Renowned clairaudient and trace medium psychic is one of the most paradoxical psychics in recent history. Critics and skeptics of psychics point to Arthur Ford and say, "See! There is proof that psychics are con-artists", and yet, those who believe in psychics and psychic abilities point to Arthur Ford and say,"See! There is a psychic who provided impressive results and skeptics just cannot accept the results". When it comes to Arthur Ford you will find ample ‘proof’ that he was a hoax and a fraud. At time same time you can find ample proof that his psychic readings yielded impressive results and Arthur himself impressed many a client. As a psychic and spiritual medium, Ford continues to inspire new generations of those interested in spiritualism. His lifework and communications with the dead also continues to fuel the debate between believers and skeptics. What few people, critics and believers alike, seem NOT to examine is the historical context, the time and place, where Arthur Ford practiced his profession.

__Given material__.
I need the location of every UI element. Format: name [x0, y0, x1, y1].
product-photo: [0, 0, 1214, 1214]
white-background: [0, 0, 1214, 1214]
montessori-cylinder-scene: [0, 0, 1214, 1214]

__Tasks and exercises__.
1. In the passage on Arthur Ford, why is he described as one of the most paradoxical psychics in recent history? Answer in one to three sentences.
2. Carry on the passage about Arthur Ford, picking up after its final sentence.

__Responses to the tasks__.
1. Critics and skeptics point to Ford as proof that psychics are con artists. Believers point to him as a psychic whose impressive results skeptics refuse to accept. There is ample evidence both that he was a fraud and that his readings impressed many clients.

2.
Arthur Ford was born in 1896 in Titusville, Florida. He would serve in World War 1 (1914 – 1918). Ford first began to experience psychic abilities during his service in World War I in France. Spanish Flu was killing many of the troops during an epidemic. Arthur began ‘hearing’ the names of his comrades. Later, when he checked on his comrades he found them listed as war casualties in the exact order he heard the names. It would seem this experience so effected Arthur Ford that his interest in spirituality and the paranormal became a life long passion. What Arthur Ford purported to experience is what is called ‘clairaudience‘.
In 1921 Arthur Ford became a Spiritualist. He also studied Christianity and received instruction at Transylvania College in Lexington, Kentucky, eventually becoming an ordained minister and serving in a church in Barbourville, Kentucky until 1924. Now, in the 1920’s something like clairaudience was considered ‘occult’ which then, as now, carries a somewhat negative connotation. This is why, when looking into the history of Arthur Ford, you will often find references that he was an occultist. Given the times, studying the ‘occult’ was about the only option when looking for information and insights into a clairaudience.
Though Arthur Ford had a passion for the spiritual and the metaphysical, he also had an interest in magic. In the late 1800s continuing into the late 1940s these two diverse subjects had merged to created ‘mentalists‘, men and women who toured the U.S. and Europe providing an occult show for the paying public. In 1924 Arthur Ford joined such a show and began his professional career.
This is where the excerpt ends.